_DIRECTIVE_
Locate the word "JSON" in the entries below, then gather every line that holds it.

:: EXERCISE INPUT

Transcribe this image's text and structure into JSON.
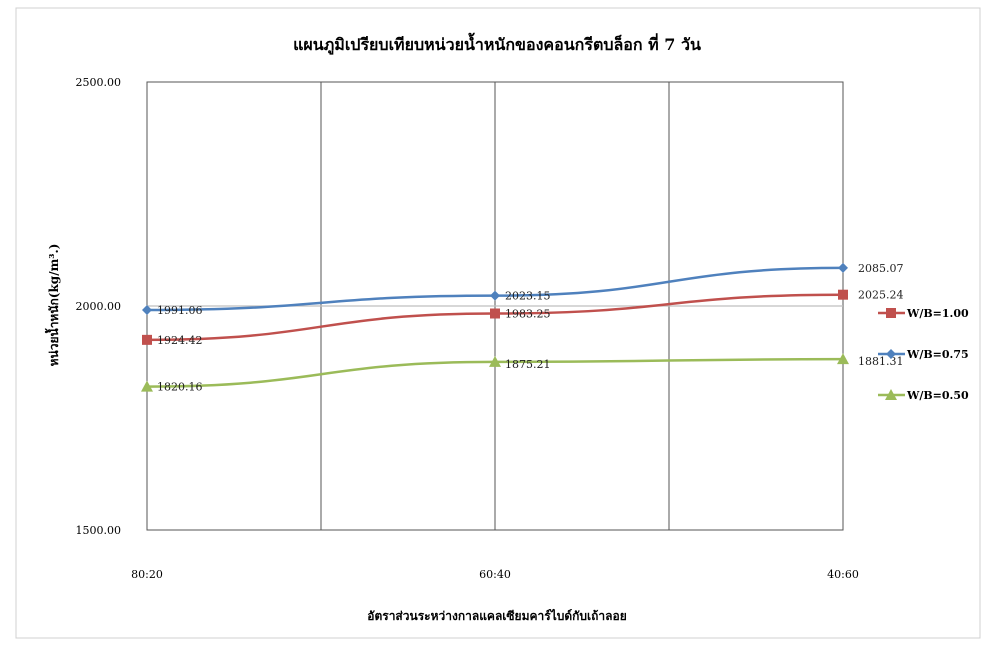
{
  "chart_data": {
    "type": "line",
    "title": "แผนภูมิเปรียบเทียบหน่วยน้ำหนักของคอนกรีตบล็อก ที่ 7 วัน",
    "xlabel": "อัตราส่วนระหว่างกาลแคลเซียมคาร์ไบด์กับเถ้าลอย",
    "ylabel": "หน่วยน้ำหนัก(kg/m³.)",
    "categories": [
      "80:20",
      "60:40",
      "40:60"
    ],
    "ylim": [
      1500,
      2500
    ],
    "yticks": [
      "1500.00",
      "2000.00",
      "2500.00"
    ],
    "grid": "vertical",
    "legend_position": "right",
    "series": [
      {
        "name": "W/B=1.00",
        "values": [
          1924.42,
          1983.25,
          2025.24
        ],
        "labels": [
          "1924.42",
          "1983.25",
          "2025.24"
        ],
        "color": "#c0504d",
        "marker": "square"
      },
      {
        "name": "W/B=0.75",
        "values": [
          1991.06,
          2023.15,
          2085.07
        ],
        "labels": [
          "1991.06",
          "2023.15",
          "2085.07"
        ],
        "color": "#4f81bd",
        "marker": "diamond"
      },
      {
        "name": "W/B=0.50",
        "values": [
          1820.16,
          1875.21,
          1881.31
        ],
        "labels": [
          "1820.16",
          "1875.21",
          "1881.31"
        ],
        "color": "#9bbb59",
        "marker": "triangle"
      }
    ]
  }
}
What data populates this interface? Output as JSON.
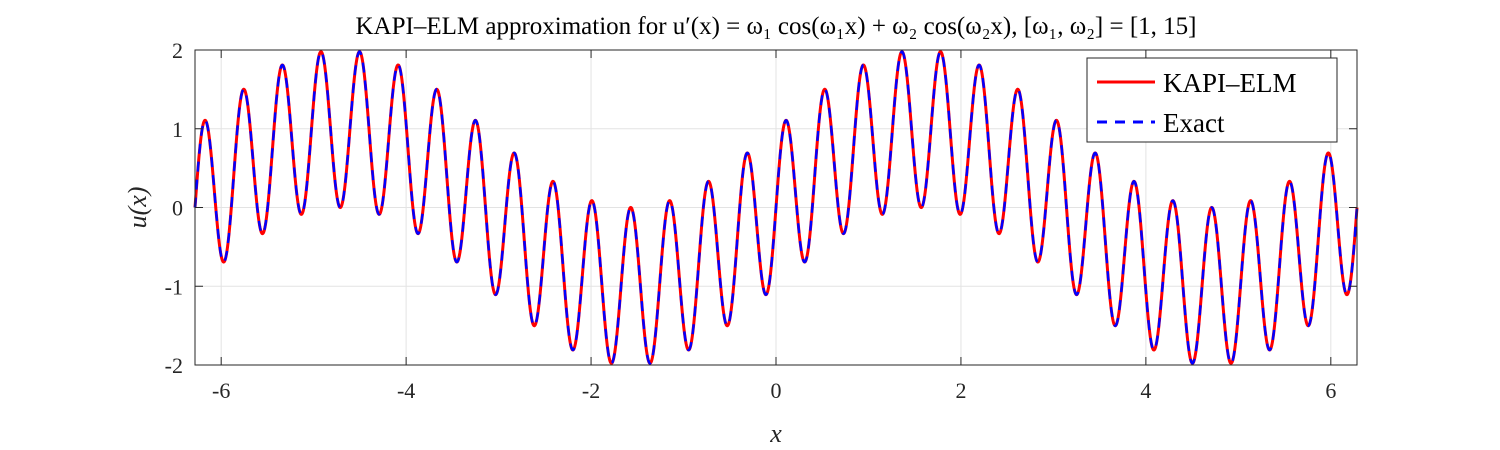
{
  "chart_data": {
    "type": "line",
    "title": "KAPI–ELM approximation for u′(x) = ω₁ cos(ω₁x) + ω₂ cos(ω₂x), [ω₁, ω₂] = [1, 15]",
    "xlabel": "x",
    "ylabel": "u(x)",
    "xlim": [
      -6.2832,
      6.2832
    ],
    "ylim": [
      -2,
      2
    ],
    "grid": true,
    "legend_position": "top-right",
    "xticks": [
      -6,
      -4,
      -2,
      0,
      2,
      4,
      6
    ],
    "xtick_labels": [
      "-6",
      "-4",
      "-2",
      "0",
      "2",
      "4",
      "6"
    ],
    "yticks": [
      -2,
      -1,
      0,
      1,
      2
    ],
    "ytick_labels": [
      "-2",
      "-1",
      "0",
      "1",
      "2"
    ],
    "parameters": {
      "omega1": 1,
      "omega2": 15
    },
    "series": [
      {
        "name": "KAPI–ELM",
        "color": "#ff0000",
        "style": "solid",
        "function": "sin(1*x) + sin(15*x)"
      },
      {
        "name": "Exact",
        "color": "#0000ff",
        "style": "dashed",
        "function": "sin(1*x) + sin(15*x)"
      }
    ]
  }
}
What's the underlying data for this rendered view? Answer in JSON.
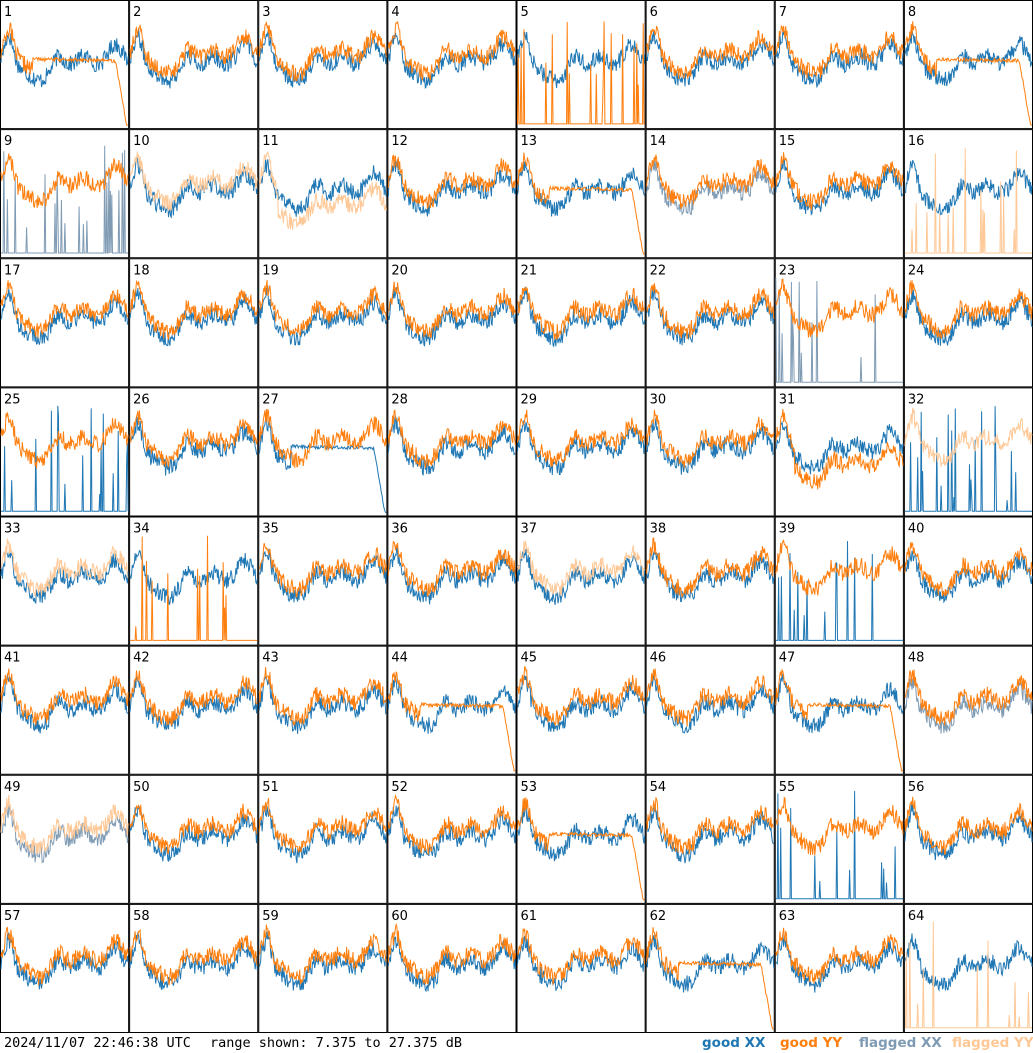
{
  "footer": {
    "timestamp": "2024/11/07 22:46:38 UTC",
    "range_text": "range shown: 7.375 to 27.375 dB"
  },
  "legend": [
    {
      "label": "good XX",
      "color": "#1f77b4"
    },
    {
      "label": "good YY",
      "color": "#ff7f0e"
    },
    {
      "label": "flagged XX",
      "color": "#7f9bb4"
    },
    {
      "label": "flagged YY",
      "color": "#ffc896"
    }
  ],
  "chart_data": {
    "type": "line",
    "layout": "small-multiples 8x8",
    "ylim": [
      7.375,
      27.375
    ],
    "y_unit": "dB",
    "panel_count": 64,
    "panels": [
      {
        "label": "1",
        "xx": "good",
        "yy": "good",
        "yy_shape": "dropoff"
      },
      {
        "label": "2",
        "xx": "good",
        "yy": "good",
        "yy_shape": "normal"
      },
      {
        "label": "3",
        "xx": "good",
        "yy": "good",
        "yy_shape": "normal"
      },
      {
        "label": "4",
        "xx": "good",
        "yy": "good",
        "yy_shape": "normal"
      },
      {
        "label": "5",
        "xx": "good",
        "yy": "good",
        "yy_shape": "spikes"
      },
      {
        "label": "6",
        "xx": "good",
        "yy": "good",
        "yy_shape": "normal"
      },
      {
        "label": "7",
        "xx": "good",
        "yy": "good",
        "yy_shape": "normal"
      },
      {
        "label": "8",
        "xx": "good",
        "yy": "good",
        "yy_shape": "dropoff"
      },
      {
        "label": "9",
        "xx": "flagged",
        "yy": "good",
        "xx_shape": "spikes"
      },
      {
        "label": "10",
        "xx": "good",
        "yy": "flagged",
        "yy_shape": "normal"
      },
      {
        "label": "11",
        "xx": "good",
        "yy": "flagged",
        "yy_shape": "low"
      },
      {
        "label": "12",
        "xx": "good",
        "yy": "good",
        "yy_shape": "normal"
      },
      {
        "label": "13",
        "xx": "good",
        "yy": "good",
        "yy_shape": "dropoff"
      },
      {
        "label": "14",
        "xx": "flagged",
        "yy": "good",
        "yy_shape": "normal"
      },
      {
        "label": "15",
        "xx": "good",
        "yy": "good",
        "yy_shape": "normal"
      },
      {
        "label": "16",
        "xx": "good",
        "yy": "flagged",
        "yy_shape": "spikes"
      },
      {
        "label": "17",
        "xx": "good",
        "yy": "good",
        "yy_shape": "normal"
      },
      {
        "label": "18",
        "xx": "good",
        "yy": "good",
        "yy_shape": "normal"
      },
      {
        "label": "19",
        "xx": "good",
        "yy": "good",
        "yy_shape": "normal"
      },
      {
        "label": "20",
        "xx": "good",
        "yy": "good",
        "yy_shape": "normal"
      },
      {
        "label": "21",
        "xx": "good",
        "yy": "good",
        "yy_shape": "normal"
      },
      {
        "label": "22",
        "xx": "good",
        "yy": "good",
        "yy_shape": "normal"
      },
      {
        "label": "23",
        "xx": "flagged",
        "yy": "good",
        "xx_shape": "spikes"
      },
      {
        "label": "24",
        "xx": "good",
        "yy": "good",
        "yy_shape": "normal"
      },
      {
        "label": "25",
        "xx": "good",
        "yy": "good",
        "xx_shape": "spikes"
      },
      {
        "label": "26",
        "xx": "good",
        "yy": "good",
        "yy_shape": "normal"
      },
      {
        "label": "27",
        "xx": "good",
        "yy": "good",
        "xx_shape": "dropoff"
      },
      {
        "label": "28",
        "xx": "good",
        "yy": "good",
        "yy_shape": "normal"
      },
      {
        "label": "29",
        "xx": "good",
        "yy": "good",
        "yy_shape": "normal"
      },
      {
        "label": "30",
        "xx": "good",
        "yy": "good",
        "yy_shape": "normal"
      },
      {
        "label": "31",
        "xx": "good",
        "yy": "good",
        "yy_shape": "low"
      },
      {
        "label": "32",
        "xx": "good",
        "yy": "flagged",
        "xx_shape": "spikes"
      },
      {
        "label": "33",
        "xx": "good",
        "yy": "flagged",
        "yy_shape": "normal"
      },
      {
        "label": "34",
        "xx": "good",
        "yy": "good",
        "yy_shape": "spikes"
      },
      {
        "label": "35",
        "xx": "good",
        "yy": "good",
        "yy_shape": "normal"
      },
      {
        "label": "36",
        "xx": "good",
        "yy": "good",
        "yy_shape": "normal"
      },
      {
        "label": "37",
        "xx": "good",
        "yy": "flagged",
        "yy_shape": "normal"
      },
      {
        "label": "38",
        "xx": "good",
        "yy": "good",
        "yy_shape": "normal"
      },
      {
        "label": "39",
        "xx": "good",
        "yy": "good",
        "xx_shape": "spikes"
      },
      {
        "label": "40",
        "xx": "good",
        "yy": "good",
        "yy_shape": "normal"
      },
      {
        "label": "41",
        "xx": "good",
        "yy": "good",
        "yy_shape": "normal"
      },
      {
        "label": "42",
        "xx": "good",
        "yy": "good",
        "yy_shape": "normal"
      },
      {
        "label": "43",
        "xx": "good",
        "yy": "good",
        "yy_shape": "normal"
      },
      {
        "label": "44",
        "xx": "good",
        "yy": "good",
        "yy_shape": "dropoff"
      },
      {
        "label": "45",
        "xx": "good",
        "yy": "good",
        "yy_shape": "normal"
      },
      {
        "label": "46",
        "xx": "good",
        "yy": "good",
        "yy_shape": "normal"
      },
      {
        "label": "47",
        "xx": "good",
        "yy": "good",
        "yy_shape": "dropoff"
      },
      {
        "label": "48",
        "xx": "flagged",
        "yy": "good",
        "yy_shape": "normal"
      },
      {
        "label": "49",
        "xx": "flagged",
        "yy": "flagged",
        "yy_shape": "normal"
      },
      {
        "label": "50",
        "xx": "good",
        "yy": "good",
        "yy_shape": "normal"
      },
      {
        "label": "51",
        "xx": "good",
        "yy": "good",
        "yy_shape": "normal"
      },
      {
        "label": "52",
        "xx": "good",
        "yy": "good",
        "yy_shape": "normal"
      },
      {
        "label": "53",
        "xx": "good",
        "yy": "good",
        "yy_shape": "dropoff"
      },
      {
        "label": "54",
        "xx": "good",
        "yy": "good",
        "yy_shape": "normal"
      },
      {
        "label": "55",
        "xx": "good",
        "yy": "good",
        "xx_shape": "spikes"
      },
      {
        "label": "56",
        "xx": "good",
        "yy": "good",
        "yy_shape": "normal"
      },
      {
        "label": "57",
        "xx": "good",
        "yy": "good",
        "yy_shape": "normal"
      },
      {
        "label": "58",
        "xx": "good",
        "yy": "good",
        "yy_shape": "normal"
      },
      {
        "label": "59",
        "xx": "good",
        "yy": "good",
        "yy_shape": "normal"
      },
      {
        "label": "60",
        "xx": "good",
        "yy": "good",
        "yy_shape": "normal"
      },
      {
        "label": "61",
        "xx": "good",
        "yy": "good",
        "yy_shape": "normal"
      },
      {
        "label": "62",
        "xx": "good",
        "yy": "good",
        "yy_shape": "dropoff"
      },
      {
        "label": "63",
        "xx": "good",
        "yy": "good",
        "yy_shape": "normal"
      },
      {
        "label": "64",
        "xx": "good",
        "yy": "flagged",
        "yy_shape": "spikes"
      }
    ]
  }
}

::::

_CORRECT ANSWER_
Transcribe this image's text and structure into JSON.
What data populates this interface? Output as JSON.
What's the underlying data for this rendered view? Answer in JSON.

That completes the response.